> _WRITTEN EXERCISE_
Within the listing below, locate all lines containing the word "base". Copy each one.

> _EXTRACTED MATERIAL_
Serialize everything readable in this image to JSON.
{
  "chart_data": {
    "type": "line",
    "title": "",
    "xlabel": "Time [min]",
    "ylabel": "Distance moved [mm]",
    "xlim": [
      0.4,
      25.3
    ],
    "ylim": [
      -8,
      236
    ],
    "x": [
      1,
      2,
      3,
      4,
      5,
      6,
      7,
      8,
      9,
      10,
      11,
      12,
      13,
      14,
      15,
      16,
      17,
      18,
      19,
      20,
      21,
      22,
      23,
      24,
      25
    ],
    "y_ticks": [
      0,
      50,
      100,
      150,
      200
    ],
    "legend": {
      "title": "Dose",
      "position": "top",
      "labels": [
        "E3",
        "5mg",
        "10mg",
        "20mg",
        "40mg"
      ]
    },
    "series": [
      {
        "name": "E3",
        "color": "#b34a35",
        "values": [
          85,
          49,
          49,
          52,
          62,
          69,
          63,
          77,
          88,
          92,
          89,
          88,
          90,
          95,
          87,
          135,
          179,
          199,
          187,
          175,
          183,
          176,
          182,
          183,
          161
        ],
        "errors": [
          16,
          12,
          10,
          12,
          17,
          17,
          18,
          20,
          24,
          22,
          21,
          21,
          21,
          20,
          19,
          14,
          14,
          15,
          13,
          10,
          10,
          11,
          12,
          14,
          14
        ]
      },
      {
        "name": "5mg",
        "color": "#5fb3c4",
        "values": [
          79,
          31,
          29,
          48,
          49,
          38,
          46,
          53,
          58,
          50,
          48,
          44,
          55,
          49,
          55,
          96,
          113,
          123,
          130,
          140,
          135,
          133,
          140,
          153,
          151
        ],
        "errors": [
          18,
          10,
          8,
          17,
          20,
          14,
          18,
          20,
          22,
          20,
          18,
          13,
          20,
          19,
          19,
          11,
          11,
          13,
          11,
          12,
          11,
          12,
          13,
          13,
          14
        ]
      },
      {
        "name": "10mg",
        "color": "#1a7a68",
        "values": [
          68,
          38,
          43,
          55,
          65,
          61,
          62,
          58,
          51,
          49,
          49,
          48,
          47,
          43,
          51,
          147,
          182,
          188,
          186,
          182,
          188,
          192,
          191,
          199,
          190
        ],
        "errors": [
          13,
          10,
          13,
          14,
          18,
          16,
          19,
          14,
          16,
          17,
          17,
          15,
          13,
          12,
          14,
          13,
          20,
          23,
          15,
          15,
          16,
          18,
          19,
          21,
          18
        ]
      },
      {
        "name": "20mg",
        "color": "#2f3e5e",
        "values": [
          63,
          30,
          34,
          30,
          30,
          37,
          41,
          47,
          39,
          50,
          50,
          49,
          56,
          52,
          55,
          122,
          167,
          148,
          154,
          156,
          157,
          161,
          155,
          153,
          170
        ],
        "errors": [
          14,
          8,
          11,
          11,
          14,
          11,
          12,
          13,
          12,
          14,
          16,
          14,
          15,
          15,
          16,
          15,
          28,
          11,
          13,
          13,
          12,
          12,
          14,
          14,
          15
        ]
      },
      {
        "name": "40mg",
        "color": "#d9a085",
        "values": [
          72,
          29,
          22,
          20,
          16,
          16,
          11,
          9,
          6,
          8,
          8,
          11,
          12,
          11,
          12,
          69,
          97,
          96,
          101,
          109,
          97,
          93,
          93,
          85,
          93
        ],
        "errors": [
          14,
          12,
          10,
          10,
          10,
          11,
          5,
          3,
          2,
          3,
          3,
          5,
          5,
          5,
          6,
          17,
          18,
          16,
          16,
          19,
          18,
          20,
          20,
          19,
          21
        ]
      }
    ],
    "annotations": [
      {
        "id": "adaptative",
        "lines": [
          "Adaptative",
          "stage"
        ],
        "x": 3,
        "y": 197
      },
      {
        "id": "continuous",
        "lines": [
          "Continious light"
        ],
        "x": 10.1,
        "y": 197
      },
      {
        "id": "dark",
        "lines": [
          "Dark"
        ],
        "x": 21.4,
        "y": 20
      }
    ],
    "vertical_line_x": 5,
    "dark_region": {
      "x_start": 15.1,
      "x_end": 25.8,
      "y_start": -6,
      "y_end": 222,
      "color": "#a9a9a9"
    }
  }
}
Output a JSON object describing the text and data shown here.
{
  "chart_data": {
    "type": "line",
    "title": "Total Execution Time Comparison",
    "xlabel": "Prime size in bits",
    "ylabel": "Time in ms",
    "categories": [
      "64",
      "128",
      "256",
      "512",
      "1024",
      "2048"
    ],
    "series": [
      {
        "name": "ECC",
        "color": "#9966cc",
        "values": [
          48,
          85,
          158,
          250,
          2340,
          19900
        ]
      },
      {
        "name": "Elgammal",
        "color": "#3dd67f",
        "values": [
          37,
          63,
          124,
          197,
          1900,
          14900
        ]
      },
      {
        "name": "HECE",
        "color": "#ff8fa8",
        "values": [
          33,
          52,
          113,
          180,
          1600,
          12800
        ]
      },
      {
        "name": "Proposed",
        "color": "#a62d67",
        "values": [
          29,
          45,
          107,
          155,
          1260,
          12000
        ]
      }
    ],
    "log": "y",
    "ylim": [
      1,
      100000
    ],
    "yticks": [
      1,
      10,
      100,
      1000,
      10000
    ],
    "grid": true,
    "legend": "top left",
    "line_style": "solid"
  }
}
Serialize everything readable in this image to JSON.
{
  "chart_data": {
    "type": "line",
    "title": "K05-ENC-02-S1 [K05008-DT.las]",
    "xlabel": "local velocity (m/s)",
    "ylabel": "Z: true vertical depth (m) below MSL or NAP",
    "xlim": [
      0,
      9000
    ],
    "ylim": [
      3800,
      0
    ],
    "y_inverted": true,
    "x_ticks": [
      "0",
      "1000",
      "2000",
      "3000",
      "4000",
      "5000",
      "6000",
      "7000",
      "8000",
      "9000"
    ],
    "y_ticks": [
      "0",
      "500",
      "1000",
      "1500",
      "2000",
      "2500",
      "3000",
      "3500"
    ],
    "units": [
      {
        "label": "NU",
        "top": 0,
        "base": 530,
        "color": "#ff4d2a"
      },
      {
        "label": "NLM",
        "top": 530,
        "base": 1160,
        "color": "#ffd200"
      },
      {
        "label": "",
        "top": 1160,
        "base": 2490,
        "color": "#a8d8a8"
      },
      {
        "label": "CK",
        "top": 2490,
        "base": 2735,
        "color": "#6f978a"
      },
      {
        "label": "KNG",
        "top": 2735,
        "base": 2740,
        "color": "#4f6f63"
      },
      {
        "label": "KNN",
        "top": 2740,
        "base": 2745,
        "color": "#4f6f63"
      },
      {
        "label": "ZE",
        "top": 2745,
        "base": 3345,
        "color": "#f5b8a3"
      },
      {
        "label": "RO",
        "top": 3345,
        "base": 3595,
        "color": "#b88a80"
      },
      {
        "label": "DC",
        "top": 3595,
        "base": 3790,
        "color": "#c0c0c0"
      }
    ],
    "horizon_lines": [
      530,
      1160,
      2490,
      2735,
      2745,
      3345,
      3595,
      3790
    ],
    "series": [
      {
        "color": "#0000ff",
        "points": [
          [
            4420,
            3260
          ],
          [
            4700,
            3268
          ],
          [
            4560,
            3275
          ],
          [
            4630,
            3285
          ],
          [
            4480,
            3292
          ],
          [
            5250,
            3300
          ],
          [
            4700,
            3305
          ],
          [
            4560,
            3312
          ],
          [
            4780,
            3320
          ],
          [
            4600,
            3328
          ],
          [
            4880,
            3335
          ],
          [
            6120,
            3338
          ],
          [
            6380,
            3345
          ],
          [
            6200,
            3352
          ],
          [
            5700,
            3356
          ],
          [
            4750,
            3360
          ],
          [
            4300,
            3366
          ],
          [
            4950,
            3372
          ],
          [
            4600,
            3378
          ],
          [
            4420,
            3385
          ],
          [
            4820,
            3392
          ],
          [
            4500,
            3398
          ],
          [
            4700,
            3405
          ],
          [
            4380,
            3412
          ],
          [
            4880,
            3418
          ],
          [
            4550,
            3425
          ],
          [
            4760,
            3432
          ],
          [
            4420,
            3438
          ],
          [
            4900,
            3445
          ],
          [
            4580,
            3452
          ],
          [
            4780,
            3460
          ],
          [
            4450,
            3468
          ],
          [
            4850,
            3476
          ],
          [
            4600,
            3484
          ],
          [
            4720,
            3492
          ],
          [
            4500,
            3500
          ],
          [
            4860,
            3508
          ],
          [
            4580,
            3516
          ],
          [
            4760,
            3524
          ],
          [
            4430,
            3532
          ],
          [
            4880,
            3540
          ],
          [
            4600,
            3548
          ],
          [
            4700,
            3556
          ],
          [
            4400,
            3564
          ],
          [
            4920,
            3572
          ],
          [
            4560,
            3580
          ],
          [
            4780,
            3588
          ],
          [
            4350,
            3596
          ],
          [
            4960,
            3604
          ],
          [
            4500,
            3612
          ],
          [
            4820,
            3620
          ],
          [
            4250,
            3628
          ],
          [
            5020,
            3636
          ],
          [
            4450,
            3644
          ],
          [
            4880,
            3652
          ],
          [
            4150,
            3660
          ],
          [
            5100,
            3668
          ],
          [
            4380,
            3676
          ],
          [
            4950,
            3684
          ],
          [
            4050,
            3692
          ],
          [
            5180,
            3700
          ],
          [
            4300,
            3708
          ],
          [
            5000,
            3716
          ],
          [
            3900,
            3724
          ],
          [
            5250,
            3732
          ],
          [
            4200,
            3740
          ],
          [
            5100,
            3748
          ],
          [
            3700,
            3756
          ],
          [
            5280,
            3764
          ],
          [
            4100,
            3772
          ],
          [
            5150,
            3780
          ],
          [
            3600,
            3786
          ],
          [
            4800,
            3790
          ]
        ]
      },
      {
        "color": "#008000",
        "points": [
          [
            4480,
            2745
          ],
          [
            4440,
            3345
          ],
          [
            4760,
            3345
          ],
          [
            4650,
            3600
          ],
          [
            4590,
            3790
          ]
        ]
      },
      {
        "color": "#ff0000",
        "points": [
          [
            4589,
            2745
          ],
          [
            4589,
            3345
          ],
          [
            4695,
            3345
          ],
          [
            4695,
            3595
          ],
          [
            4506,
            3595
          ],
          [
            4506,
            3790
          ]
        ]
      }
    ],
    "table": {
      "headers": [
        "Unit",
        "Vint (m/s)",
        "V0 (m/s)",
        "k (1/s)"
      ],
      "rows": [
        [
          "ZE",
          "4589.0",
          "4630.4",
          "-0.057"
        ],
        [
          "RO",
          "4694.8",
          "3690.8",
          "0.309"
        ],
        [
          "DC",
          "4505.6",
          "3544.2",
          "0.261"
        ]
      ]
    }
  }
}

> _FINISHED EXERCISE_
        "base": 530,
        "base": 1160,
        "base": 2490,
        "base": 2735,
        "base": 2740,
        "base": 2745,
        "base": 3345,
        "base": 3595,
        "base": 3790,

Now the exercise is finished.